STATED TASK
Will you transcribe the entries that follow, exactly and in full?

GIVEN RECORDS
..........
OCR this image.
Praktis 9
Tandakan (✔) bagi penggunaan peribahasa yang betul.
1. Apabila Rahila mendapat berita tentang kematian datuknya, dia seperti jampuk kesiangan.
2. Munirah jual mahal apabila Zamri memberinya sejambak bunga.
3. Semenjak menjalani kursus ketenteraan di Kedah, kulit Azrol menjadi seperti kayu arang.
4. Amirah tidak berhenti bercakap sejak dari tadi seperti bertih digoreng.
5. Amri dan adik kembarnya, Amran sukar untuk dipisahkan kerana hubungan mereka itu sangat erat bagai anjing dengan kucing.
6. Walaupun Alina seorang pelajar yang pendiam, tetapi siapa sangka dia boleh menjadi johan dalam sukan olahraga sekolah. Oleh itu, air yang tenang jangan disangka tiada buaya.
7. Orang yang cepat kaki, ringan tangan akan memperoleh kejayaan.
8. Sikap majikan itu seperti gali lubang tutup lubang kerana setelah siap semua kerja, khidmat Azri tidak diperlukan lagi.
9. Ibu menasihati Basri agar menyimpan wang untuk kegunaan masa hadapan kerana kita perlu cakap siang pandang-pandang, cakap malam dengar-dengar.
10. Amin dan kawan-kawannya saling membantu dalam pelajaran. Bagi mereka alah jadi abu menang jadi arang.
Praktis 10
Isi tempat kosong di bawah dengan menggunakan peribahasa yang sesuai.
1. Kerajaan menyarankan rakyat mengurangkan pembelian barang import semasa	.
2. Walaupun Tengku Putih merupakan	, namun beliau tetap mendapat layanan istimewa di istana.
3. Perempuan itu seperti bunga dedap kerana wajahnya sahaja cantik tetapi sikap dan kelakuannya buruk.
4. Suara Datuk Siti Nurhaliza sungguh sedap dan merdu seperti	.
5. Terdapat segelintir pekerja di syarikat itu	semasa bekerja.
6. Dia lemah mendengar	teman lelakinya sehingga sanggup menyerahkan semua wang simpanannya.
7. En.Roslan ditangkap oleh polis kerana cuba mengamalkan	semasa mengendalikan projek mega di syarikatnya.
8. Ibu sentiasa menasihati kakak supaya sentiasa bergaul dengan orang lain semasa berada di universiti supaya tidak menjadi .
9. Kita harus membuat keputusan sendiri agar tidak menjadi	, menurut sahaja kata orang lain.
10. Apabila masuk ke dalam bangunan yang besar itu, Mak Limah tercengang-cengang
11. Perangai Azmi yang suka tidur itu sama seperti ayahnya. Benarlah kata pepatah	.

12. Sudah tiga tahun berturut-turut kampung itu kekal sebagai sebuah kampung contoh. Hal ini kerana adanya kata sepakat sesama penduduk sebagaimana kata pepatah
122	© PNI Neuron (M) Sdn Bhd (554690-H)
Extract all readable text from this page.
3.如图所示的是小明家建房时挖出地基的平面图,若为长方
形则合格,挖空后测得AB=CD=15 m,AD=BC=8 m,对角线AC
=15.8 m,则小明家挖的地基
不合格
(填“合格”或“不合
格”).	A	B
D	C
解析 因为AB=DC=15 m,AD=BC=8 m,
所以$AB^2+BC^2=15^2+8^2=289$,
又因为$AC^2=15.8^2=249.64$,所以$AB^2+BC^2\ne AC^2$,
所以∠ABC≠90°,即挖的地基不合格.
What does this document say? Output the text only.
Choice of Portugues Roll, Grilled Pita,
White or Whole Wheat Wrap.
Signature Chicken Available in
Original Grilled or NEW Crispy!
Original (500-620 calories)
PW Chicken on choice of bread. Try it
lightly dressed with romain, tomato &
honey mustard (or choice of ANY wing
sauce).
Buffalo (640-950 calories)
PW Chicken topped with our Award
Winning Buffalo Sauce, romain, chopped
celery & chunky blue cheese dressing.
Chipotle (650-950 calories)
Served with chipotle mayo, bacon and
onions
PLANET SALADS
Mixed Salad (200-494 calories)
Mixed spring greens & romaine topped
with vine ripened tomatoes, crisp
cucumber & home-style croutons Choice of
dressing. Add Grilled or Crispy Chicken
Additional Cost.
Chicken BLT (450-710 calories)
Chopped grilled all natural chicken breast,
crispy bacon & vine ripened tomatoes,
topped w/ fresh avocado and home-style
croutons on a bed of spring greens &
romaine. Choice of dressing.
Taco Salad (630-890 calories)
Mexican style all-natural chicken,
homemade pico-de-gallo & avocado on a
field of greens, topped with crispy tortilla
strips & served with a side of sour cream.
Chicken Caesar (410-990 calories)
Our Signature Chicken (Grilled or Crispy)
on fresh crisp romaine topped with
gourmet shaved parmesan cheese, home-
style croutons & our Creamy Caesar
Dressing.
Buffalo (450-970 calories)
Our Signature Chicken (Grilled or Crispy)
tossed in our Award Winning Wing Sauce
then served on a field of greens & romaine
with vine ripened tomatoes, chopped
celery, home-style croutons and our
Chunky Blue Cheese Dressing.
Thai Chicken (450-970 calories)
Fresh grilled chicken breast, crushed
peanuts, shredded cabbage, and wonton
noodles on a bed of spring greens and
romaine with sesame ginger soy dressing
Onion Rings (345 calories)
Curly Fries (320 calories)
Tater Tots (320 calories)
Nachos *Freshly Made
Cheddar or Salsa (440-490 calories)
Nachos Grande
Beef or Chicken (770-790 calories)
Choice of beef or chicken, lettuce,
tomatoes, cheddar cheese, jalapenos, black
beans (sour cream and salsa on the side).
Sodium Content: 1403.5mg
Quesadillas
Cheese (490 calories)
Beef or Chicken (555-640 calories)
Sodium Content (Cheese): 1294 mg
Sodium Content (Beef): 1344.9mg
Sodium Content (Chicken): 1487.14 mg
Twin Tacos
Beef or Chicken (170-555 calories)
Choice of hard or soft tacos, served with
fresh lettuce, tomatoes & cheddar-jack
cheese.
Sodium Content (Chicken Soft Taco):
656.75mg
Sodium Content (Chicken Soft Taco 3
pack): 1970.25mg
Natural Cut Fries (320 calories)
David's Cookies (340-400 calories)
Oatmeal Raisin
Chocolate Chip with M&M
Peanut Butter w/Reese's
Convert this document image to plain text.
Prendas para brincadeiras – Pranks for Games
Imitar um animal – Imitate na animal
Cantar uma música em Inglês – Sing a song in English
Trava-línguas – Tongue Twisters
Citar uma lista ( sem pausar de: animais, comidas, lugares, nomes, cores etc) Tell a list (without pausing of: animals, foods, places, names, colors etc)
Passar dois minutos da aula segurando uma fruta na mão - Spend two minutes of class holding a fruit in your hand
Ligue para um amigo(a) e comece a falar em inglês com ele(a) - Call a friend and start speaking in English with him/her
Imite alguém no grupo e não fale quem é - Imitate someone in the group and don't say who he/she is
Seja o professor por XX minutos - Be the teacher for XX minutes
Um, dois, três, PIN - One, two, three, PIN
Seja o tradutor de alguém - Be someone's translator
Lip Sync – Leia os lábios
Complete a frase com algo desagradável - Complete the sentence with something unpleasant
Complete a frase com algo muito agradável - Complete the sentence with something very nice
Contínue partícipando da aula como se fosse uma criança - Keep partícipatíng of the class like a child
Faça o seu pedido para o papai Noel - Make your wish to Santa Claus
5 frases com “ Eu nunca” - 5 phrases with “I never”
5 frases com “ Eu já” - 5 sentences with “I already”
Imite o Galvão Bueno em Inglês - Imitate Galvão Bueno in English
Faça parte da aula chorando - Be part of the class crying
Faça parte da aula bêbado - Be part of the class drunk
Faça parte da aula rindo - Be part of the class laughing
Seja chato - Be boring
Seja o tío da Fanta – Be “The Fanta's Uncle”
..........
WORKED SOLUTION
OCR this image.
Praktis 9
Tandakan (✔) bagi penggunaan peribahasa yang betul.
1. Apabila Rahila mendapat berita tentang kematian datuknya, dia seperti jampuk kesiangan.
2. Munirah jual mahal apabila Zamri memberinya sejambak bunga.
3. Semenjak menjalani kursus ketenteraan di Kedah, kulit Azrol menjadi seperti kayu arang.
4. Amirah tidak berhenti bercakap sejak dari tadi seperti bertih digoreng.
5. Amri dan adik kembarnya, Amran sukar untuk dipisahkan kerana hubungan mereka itu sangat erat bagai anjing dengan kucing.
6. Walaupun Alina seorang pelajar yang pendiam, tetapi siapa sangka dia boleh menjadi johan dalam sukan olahraga sekolah. Oleh itu, air yang tenang jangan disangka tiada buaya.
7. Orang yang cepat kaki, ringan tangan akan memperoleh kejayaan.
8. Sikap majikan itu seperti gali lubang tutup lubang kerana setelah siap semua kerja, khidmat Azri tidak diperlukan lagi.
9. Ibu menasihati Basri agar menyimpan wang untuk kegunaan masa hadapan kerana kita perlu cakap siang pandang-pandang, cakap malam dengar-dengar.
10. Amin dan kawan-kawannya saling membantu dalam pelajaran. Bagi mereka alah jadi abu menang jadi arang.
Praktis 10
Isi tempat kosong di bawah dengan menggunakan peribahasa yang sesuai.
1. Kerajaan menyarankan rakyat mengurangkan pembelian barang import semasa	.
2. Walaupun Tengku Putih merupakan	, namun beliau tetap mendapat layanan istimewa di istana.
3. Perempuan itu seperti bunga dedap kerana wajahnya sahaja cantik tetapi sikap dan kelakuannya buruk.
4. Suara Datuk Siti Nurhaliza sungguh sedap dan merdu seperti	.
5. Terdapat segelintir pekerja di syarikat itu	semasa bekerja.
6. Dia lemah mendengar	teman lelakinya sehingga sanggup menyerahkan semua wang simpanannya.
7. En.Roslan ditangkap oleh polis kerana cuba mengamalkan	semasa mengendalikan projek mega di syarikatnya.
8. Ibu sentiasa menasihati kakak supaya sentiasa bergaul dengan orang lain semasa berada di universiti supaya tidak menjadi .
9. Kita harus membuat keputusan sendiri agar tidak menjadi	, menurut sahaja kata orang lain.
10. Apabila masuk ke dalam bangunan yang besar itu, Mak Limah tercengang-cengang
11. Perangai Azmi yang suka tidur itu sama seperti ayahnya. Benarlah kata pepatah	.

12. Sudah tiga tahun berturut-turut kampung itu kekal sebagai sebuah kampung contoh. Hal ini kerana adanya kata sepakat sesama penduduk sebagaimana kata pepatah
122	© PNI Neuron (M) Sdn Bhd (554690-H)
Extract all readable text from this page.
3.如图所示的是小明家建房时挖出地基的平面图,若为长方
形则合格,挖空后测得AB=CD=15 m,AD=BC=8 m,对角线AC
=15.8 m,则小明家挖的地基
不合格
(填“合格”或“不合
格”).	A	B
D	C
解析 因为AB=DC=15 m,AD=BC=8 m,
所以$AB^2+BC^2=15^2+8^2=289$,
又因为$AC^2=15.8^2=249.64$,所以$AB^2+BC^2\ne AC^2$,
所以∠ABC≠90°,即挖的地基不合格.
What does this document say? Output the text only.
Choice of Portugues Roll, Grilled Pita,
White or Whole Wheat Wrap.
Signature Chicken Available in
Original Grilled or NEW Crispy!
Original (500-620 calories)
PW Chicken on choice of bread. Try it
lightly dressed with romain, tomato &
honey mustard (or choice of ANY wing
sauce).
Buffalo (640-950 calories)
PW Chicken topped with our Award
Winning Buffalo Sauce, romain, chopped
celery & chunky blue cheese dressing.
Chipotle (650-950 calories)
Served with chipotle mayo, bacon and
onions
PLANET SALADS
Mixed Salad (200-494 calories)
Mixed spring greens & romaine topped
with vine ripened tomatoes, crisp
cucumber & home-style croutons Choice of
dressing. Add Grilled or Crispy Chicken
Additional Cost.
Chicken BLT (450-710 calories)
Chopped grilled all natural chicken breast,
crispy bacon & vine ripened tomatoes,
topped w/ fresh avocado and home-style
croutons on a bed of spring greens &
romaine. Choice of dressing.
Taco Salad (630-890 calories)
Mexican style all-natural chicken,
homemade pico-de-gallo & avocado on a
field of greens, topped with crispy tortilla
strips & served with a side of sour cream.
Chicken Caesar (410-990 calories)
Our Signature Chicken (Grilled or Crispy)
on fresh crisp romaine topped with
gourmet shaved parmesan cheese, home-
style croutons & our Creamy Caesar
Dressing.
Buffalo (450-970 calories)
Our Signature Chicken (Grilled or Crispy)
tossed in our Award Winning Wing Sauce
then served on a field of greens & romaine
with vine ripened tomatoes, chopped
celery, home-style croutons and our
Chunky Blue Cheese Dressing.
Thai Chicken (450-970 calories)
Fresh grilled chicken breast, crushed
peanuts, shredded cabbage, and wonton
noodles on a bed of spring greens and
romaine with sesame ginger soy dressing
Onion Rings (345 calories)
Curly Fries (320 calories)
Tater Tots (320 calories)
Nachos *Freshly Made
Cheddar or Salsa (440-490 calories)
Nachos Grande
Beef or Chicken (770-790 calories)
Choice of beef or chicken, lettuce,
tomatoes, cheddar cheese, jalapenos, black
beans (sour cream and salsa on the side).
Sodium Content: 1403.5mg
Quesadillas
Cheese (490 calories)
Beef or Chicken (555-640 calories)
Sodium Content (Cheese): 1294 mg
Sodium Content (Beef): 1344.9mg
Sodium Content (Chicken): 1487.14 mg
Twin Tacos
Beef or Chicken (170-555 calories)
Choice of hard or soft tacos, served with
fresh lettuce, tomatoes & cheddar-jack
cheese.
Sodium Content (Chicken Soft Taco):
656.75mg
Sodium Content (Chicken Soft Taco 3
pack): 1970.25mg
Natural Cut Fries (320 calories)
David's Cookies (340-400 calories)
Oatmeal Raisin
Chocolate Chip with M&M
Peanut Butter w/Reese's
Convert this document image to plain text.
Prendas para brincadeiras – Pranks for Games
Imitar um animal – Imitate na animal
Cantar uma música em Inglês – Sing a song in English
Trava-línguas – Tongue Twisters
Citar uma lista ( sem pausar de: animais, comidas, lugares, nomes, cores etc) Tell a list (without pausing of: animals, foods, places, names, colors etc)
Passar dois minutos da aula segurando uma fruta na mão - Spend two minutes of class holding a fruit in your hand
Ligue para um amigo(a) e comece a falar em inglês com ele(a) - Call a friend and start speaking in English with him/her
Imite alguém no grupo e não fale quem é - Imitate someone in the group and don't say who he/she is
Seja o professor por XX minutos - Be the teacher for XX minutes
Um, dois, três, PIN - One, two, three, PIN
Seja o tradutor de alguém - Be someone's translator
Lip Sync – Leia os lábios
Complete a frase com algo desagradável - Complete the sentence with something unpleasant
Complete a frase com algo muito agradável - Complete the sentence with something very nice
Contínue partícipando da aula como se fosse uma criança - Keep partícipatíng of the class like a child
Faça o seu pedido para o papai Noel - Make your wish to Santa Claus
5 frases com “ Eu nunca” - 5 phrases with “I never”
5 frases com “ Eu já” - 5 sentences with “I already”
Imite o Galvão Bueno em Inglês - Imitate Galvão Bueno in English
Faça parte da aula chorando - Be part of the class crying
Faça parte da aula bêbado - Be part of the class drunk
Faça parte da aula rindo - Be part of the class laughing
Seja chato - Be boring
Seja o tío da Fanta – Be “The Fanta's Uncle”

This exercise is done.